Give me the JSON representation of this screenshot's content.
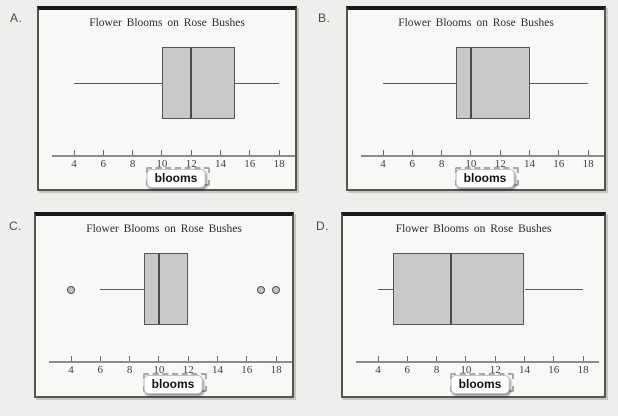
{
  "colors": {
    "page_bg": "#efeeec",
    "panel_bg": "#f8f8f6",
    "panel_top_border": "#181818",
    "box_fill": "#c9c9c7",
    "box_border": "#565656",
    "median_line": "#4c4c4c",
    "outlier_fill": "#c2c2c0",
    "chip_bg": "#ffffff"
  },
  "chart_data": [
    {
      "panel": "A.",
      "type": "boxplot",
      "orientation": "horizontal",
      "title": "Flower Blooms on Rose Bushes",
      "xlabel": "blooms",
      "ticks": [
        4,
        6,
        8,
        10,
        12,
        14,
        16,
        18
      ],
      "xlim": [
        3,
        19
      ],
      "whisker_low": 4,
      "q1": 10,
      "median": 12,
      "q3": 15,
      "whisker_high": 18,
      "outliers": []
    },
    {
      "panel": "B.",
      "type": "boxplot",
      "orientation": "horizontal",
      "title": "Flower Blooms on Rose Bushes",
      "xlabel": "blooms",
      "ticks": [
        4,
        6,
        8,
        10,
        12,
        14,
        16,
        18
      ],
      "xlim": [
        3,
        19
      ],
      "whisker_low": 4,
      "q1": 9,
      "median": 10,
      "q3": 14,
      "whisker_high": 18,
      "outliers": []
    },
    {
      "panel": "C.",
      "type": "boxplot",
      "orientation": "horizontal",
      "title": "Flower Blooms on Rose Bushes",
      "xlabel": "blooms",
      "ticks": [
        4,
        6,
        8,
        10,
        12,
        14,
        16,
        18
      ],
      "xlim": [
        3,
        19
      ],
      "whisker_low": 6,
      "q1": 9,
      "median": 10,
      "q3": 12,
      "whisker_high": 12,
      "outliers": [
        4,
        17,
        18
      ]
    },
    {
      "panel": "D.",
      "type": "boxplot",
      "orientation": "horizontal",
      "title": "Flower Blooms on Rose Bushes",
      "xlabel": "blooms",
      "ticks": [
        4,
        6,
        8,
        10,
        12,
        14,
        16,
        18
      ],
      "xlim": [
        3,
        19
      ],
      "whisker_low": 4,
      "q1": 5,
      "median": 9,
      "q3": 14,
      "whisker_high": 18,
      "outliers": []
    }
  ]
}
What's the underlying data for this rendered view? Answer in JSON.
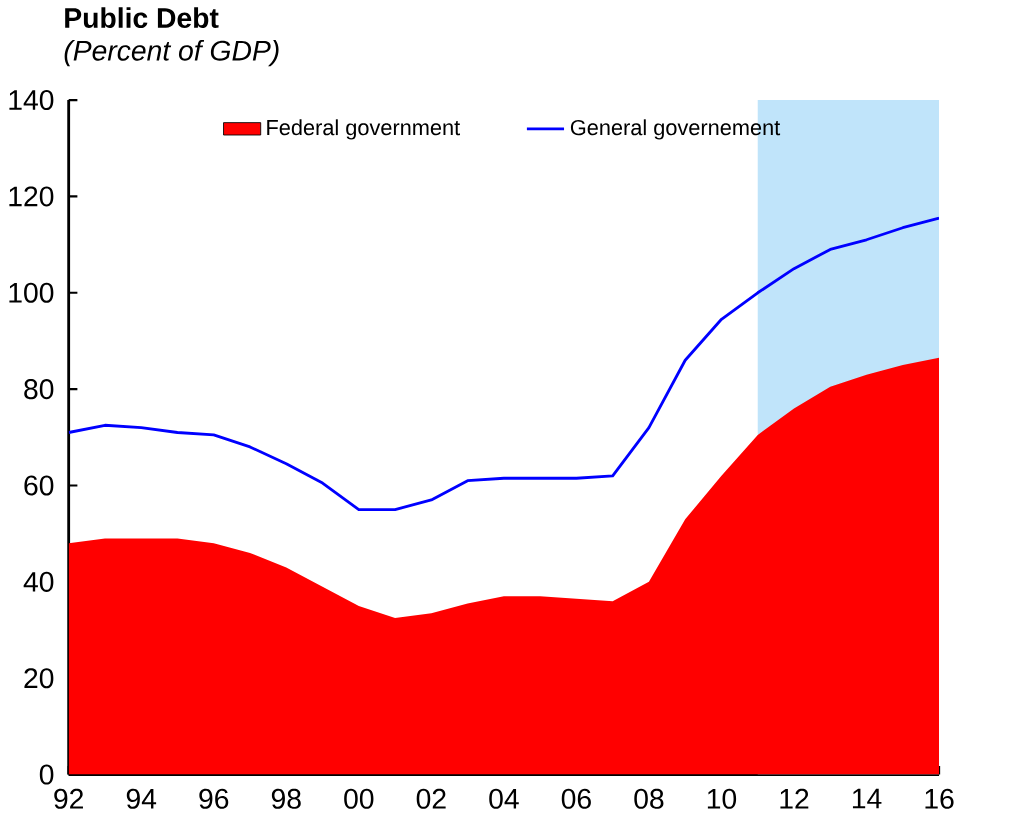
{
  "chart_data": {
    "type": "area",
    "title": "Public Debt",
    "subtitle": "(Percent of GDP)",
    "x": [
      1992,
      1993,
      1994,
      1995,
      1996,
      1997,
      1998,
      1999,
      2000,
      2001,
      2002,
      2003,
      2004,
      2005,
      2006,
      2007,
      2008,
      2009,
      2010,
      2011,
      2012,
      2013,
      2014,
      2015,
      2016
    ],
    "series": [
      {
        "name": "Federal government",
        "color": "#ff0000",
        "values": [
          48,
          49,
          49,
          49,
          48,
          46,
          43,
          39,
          35,
          32.5,
          33.5,
          35.5,
          37,
          37,
          36.5,
          36,
          40,
          53,
          62,
          70.5,
          76,
          80.5,
          83,
          85,
          86.5
        ]
      },
      {
        "name": "General governement",
        "type": "line",
        "color": "#0000ff",
        "values": [
          71,
          72.5,
          72,
          71,
          70.5,
          68,
          64.5,
          60.5,
          55,
          55,
          57,
          61,
          61.5,
          61.5,
          61.5,
          62,
          72,
          86,
          94.5,
          100,
          105,
          109,
          111,
          113.5,
          115.5
        ]
      }
    ],
    "xlim": [
      1992,
      2016
    ],
    "ylim": [
      0,
      140
    ],
    "xticks": [
      {
        "value": 1992,
        "label": "92"
      },
      {
        "value": 1994,
        "label": "94"
      },
      {
        "value": 1996,
        "label": "96"
      },
      {
        "value": 1998,
        "label": "98"
      },
      {
        "value": 2000,
        "label": "00"
      },
      {
        "value": 2002,
        "label": "02"
      },
      {
        "value": 2004,
        "label": "04"
      },
      {
        "value": 2006,
        "label": "06"
      },
      {
        "value": 2008,
        "label": "08"
      },
      {
        "value": 2010,
        "label": "10"
      },
      {
        "value": 2012,
        "label": "12"
      },
      {
        "value": 2014,
        "label": "14"
      },
      {
        "value": 2016,
        "label": "16"
      }
    ],
    "yticks": [
      0,
      20,
      40,
      60,
      80,
      100,
      120,
      140
    ],
    "bands": [
      {
        "axis": "x",
        "from": 2011,
        "to": 2016,
        "color": "#c0e4fa"
      }
    ],
    "legend": "top",
    "grid": false
  }
}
..........
#### DIRECTIONS:
Reproduce all of the material exactly, apart from the pictures.

#### FULL SOLUTION:
Give me the JSON representation of this screenshot's content.
{
  "colors": {
    "page_bg": "#efeeec",
    "panel_bg": "#f8f8f6",
    "panel_top_border": "#181818",
    "box_fill": "#c9c9c7",
    "box_border": "#565656",
    "median_line": "#4c4c4c",
    "outlier_fill": "#c2c2c0",
    "chip_bg": "#ffffff"
  },
  "chart_data": [
    {
      "panel": "A.",
      "type": "boxplot",
      "orientation": "horizontal",
      "title": "Flower Blooms on Rose Bushes",
      "xlabel": "blooms",
      "ticks": [
        4,
        6,
        8,
        10,
        12,
        14,
        16,
        18
      ],
      "xlim": [
        3,
        19
      ],
      "whisker_low": 4,
      "q1": 10,
      "median": 12,
      "q3": 15,
      "whisker_high": 18,
      "outliers": []
    },
    {
      "panel": "B.",
      "type": "boxplot",
      "orientation": "horizontal",
      "title": "Flower Blooms on Rose Bushes",
      "xlabel": "blooms",
      "ticks": [
        4,
        6,
        8,
        10,
        12,
        14,
        16,
        18
      ],
      "xlim": [
        3,
        19
      ],
      "whisker_low": 4,
      "q1": 9,
      "median": 10,
      "q3": 14,
      "whisker_high": 18,
      "outliers": []
    },
    {
      "panel": "C.",
      "type": "boxplot",
      "orientation": "horizontal",
      "title": "Flower Blooms on Rose Bushes",
      "xlabel": "blooms",
      "ticks": [
        4,
        6,
        8,
        10,
        12,
        14,
        16,
        18
      ],
      "xlim": [
        3,
        19
      ],
      "whisker_low": 6,
      "q1": 9,
      "median": 10,
      "q3": 12,
      "whisker_high": 12,
      "outliers": [
        4,
        17,
        18
      ]
    },
    {
      "panel": "D.",
      "type": "boxplot",
      "orientation": "horizontal",
      "title": "Flower Blooms on Rose Bushes",
      "xlabel": "blooms",
      "ticks": [
        4,
        6,
        8,
        10,
        12,
        14,
        16,
        18
      ],
      "xlim": [
        3,
        19
      ],
      "whisker_low": 4,
      "q1": 5,
      "median": 9,
      "q3": 14,
      "whisker_high": 18,
      "outliers": []
    }
  ]
}
What's the underlying data for this rendered view? Answer in JSON.
{
  "chart_data": {
    "type": "area",
    "title": "Public Debt",
    "subtitle": "(Percent of GDP)",
    "x": [
      1992,
      1993,
      1994,
      1995,
      1996,
      1997,
      1998,
      1999,
      2000,
      2001,
      2002,
      2003,
      2004,
      2005,
      2006,
      2007,
      2008,
      2009,
      2010,
      2011,
      2012,
      2013,
      2014,
      2015,
      2016
    ],
    "series": [
      {
        "name": "Federal government",
        "color": "#ff0000",
        "values": [
          48,
          49,
          49,
          49,
          48,
          46,
          43,
          39,
          35,
          32.5,
          33.5,
          35.5,
          37,
          37,
          36.5,
          36,
          40,
          53,
          62,
          70.5,
          76,
          80.5,
          83,
          85,
          86.5
        ]
      },
      {
        "name": "General governement",
        "type": "line",
        "color": "#0000ff",
        "values": [
          71,
          72.5,
          72,
          71,
          70.5,
          68,
          64.5,
          60.5,
          55,
          55,
          57,
          61,
          61.5,
          61.5,
          61.5,
          62,
          72,
          86,
          94.5,
          100,
          105,
          109,
          111,
          113.5,
          115.5
        ]
      }
    ],
    "xlim": [
      1992,
      2016
    ],
    "ylim": [
      0,
      140
    ],
    "xticks": [
      {
        "value": 1992,
        "label": "92"
      },
      {
        "value": 1994,
        "label": "94"
      },
      {
        "value": 1996,
        "label": "96"
      },
      {
        "value": 1998,
        "label": "98"
      },
      {
        "value": 2000,
        "label": "00"
      },
      {
        "value": 2002,
        "label": "02"
      },
      {
        "value": 2004,
        "label": "04"
      },
      {
        "value": 2006,
        "label": "06"
      },
      {
        "value": 2008,
        "label": "08"
      },
      {
        "value": 2010,
        "label": "10"
      },
      {
        "value": 2012,
        "label": "12"
      },
      {
        "value": 2014,
        "label": "14"
      },
      {
        "value": 2016,
        "label": "16"
      }
    ],
    "yticks": [
      0,
      20,
      40,
      60,
      80,
      100,
      120,
      140
    ],
    "bands": [
      {
        "axis": "x",
        "from": 2011,
        "to": 2016,
        "color": "#c0e4fa"
      }
    ],
    "legend": "top",
    "grid": false
  }
}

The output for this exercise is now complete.